--- TO DO ---
Emit the data below verbatim, stripping out any pictures.

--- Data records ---
■ ■ ■ ■ ■ ■ ■

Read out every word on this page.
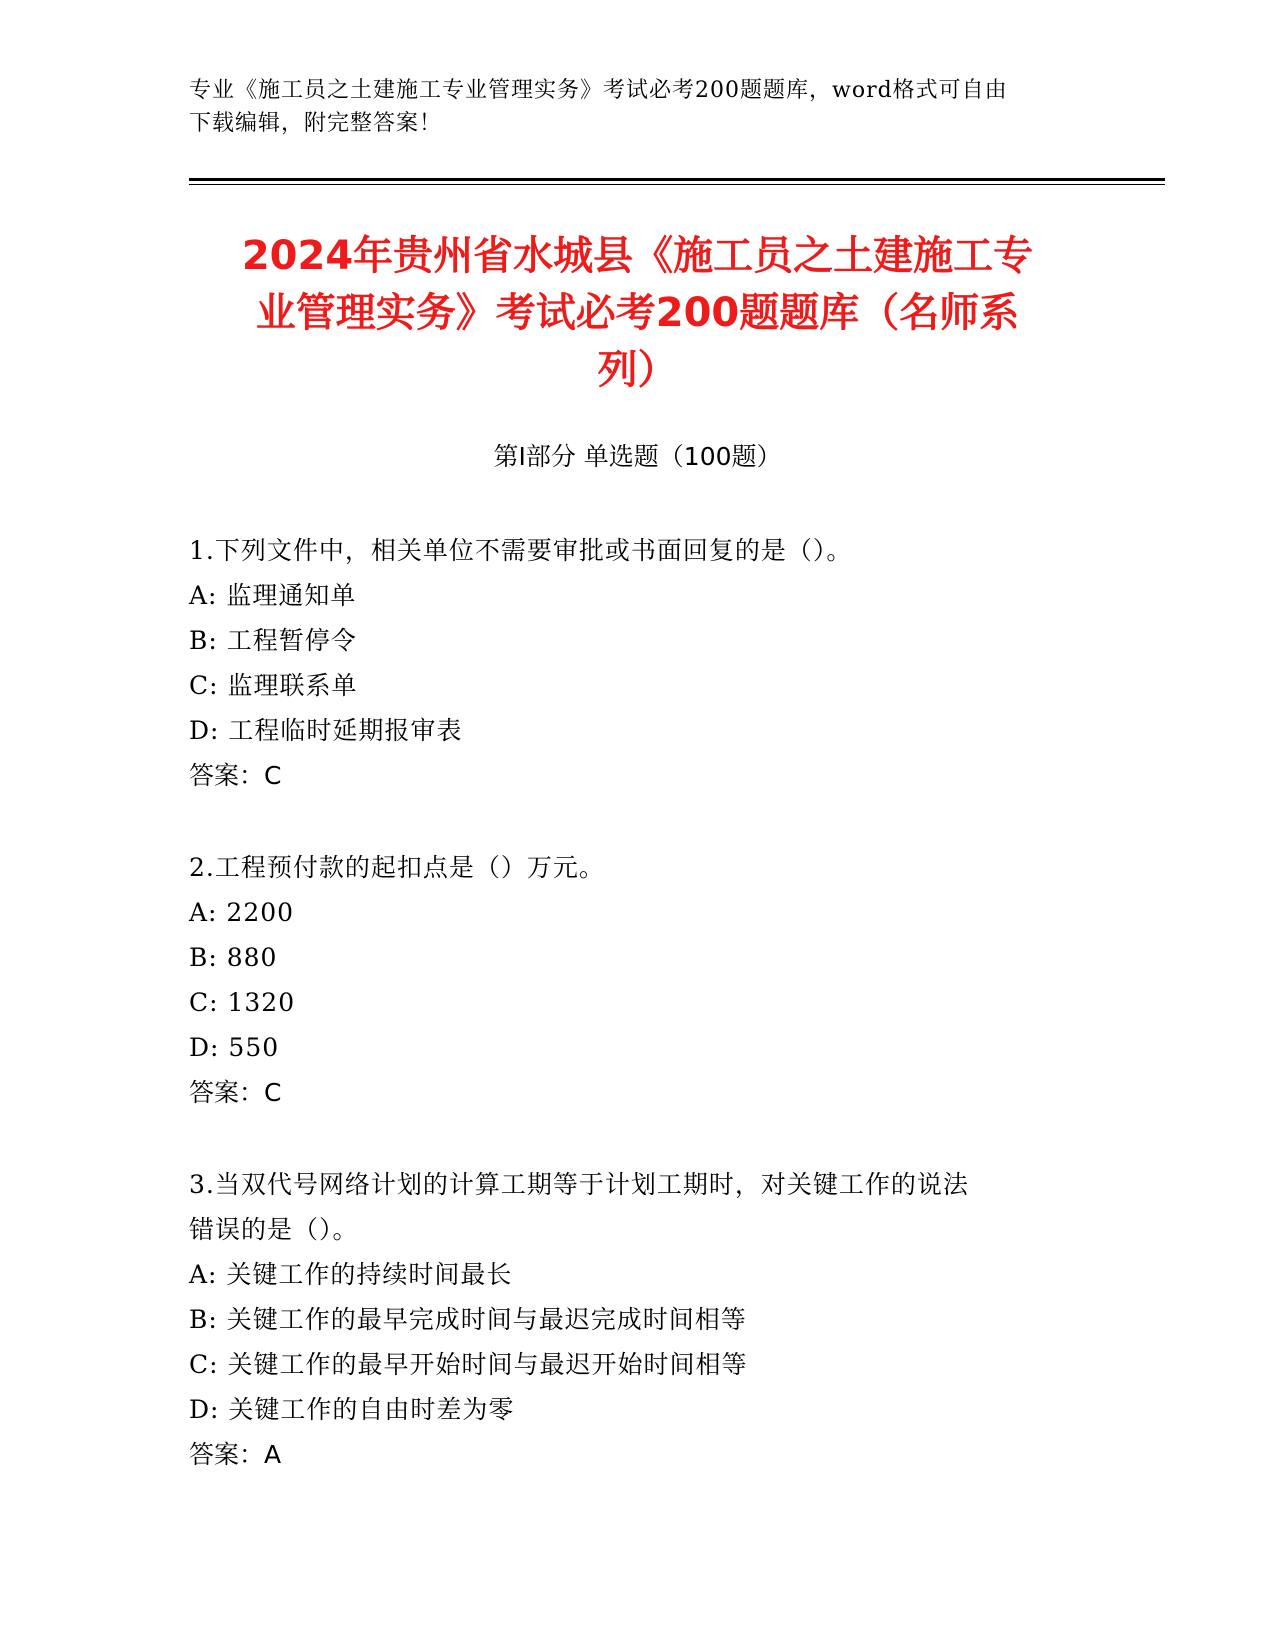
专业《施工员之土建施工专业管理实务》考试必考200题题库，word格式可自由
下载编辑，附完整答案！
2024年贵州省水城县《施工员之土建施工专
业管理实务》考试必考200题题库（名师系
列）
第Ⅰ部分 单选题（100题）
1.下列文件中，相关单位不需要审批或书面回复的是（）。
A: 监理通知单
B: 工程暂停令
C: 监理联系单
D: 工程临时延期报审表
答案：C
2.工程预付款的起扣点是（）万元。
A: 2200
B: 880
C: 1320
D: 550
答案：C
3.当双代号网络计划的计算工期等于计划工期时，对关键工作的说法
错误的是（）。
A: 关键工作的持续时间最长
B: 关键工作的最早完成时间与最迟完成时间相等
C: 关键工作的最早开始时间与最迟开始时间相等
D: 关键工作的自由时差为零
答案：A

■ ■ ■ ■ ■ ■ ■

--- RESULT BELOW ---
Read out every word on this page.
专业《施工员之土建施工专业管理实务》考试必考200题题库，word格式可自由
下载编辑，附完整答案！
2024年贵州省水城县《施工员之土建施工专
业管理实务》考试必考200题题库（名师系
列）
第Ⅰ部分 单选题（100题）
1.下列文件中，相关单位不需要审批或书面回复的是（）。
A: 监理通知单
B: 工程暂停令
C: 监理联系单
D: 工程临时延期报审表
答案：C
2.工程预付款的起扣点是（）万元。
A: 2200
B: 880
C: 1320
D: 550
答案：C
3.当双代号网络计划的计算工期等于计划工期时，对关键工作的说法
错误的是（）。
A: 关键工作的持续时间最长
B: 关键工作的最早完成时间与最迟完成时间相等
C: 关键工作的最早开始时间与最迟开始时间相等
D: 关键工作的自由时差为零
答案：A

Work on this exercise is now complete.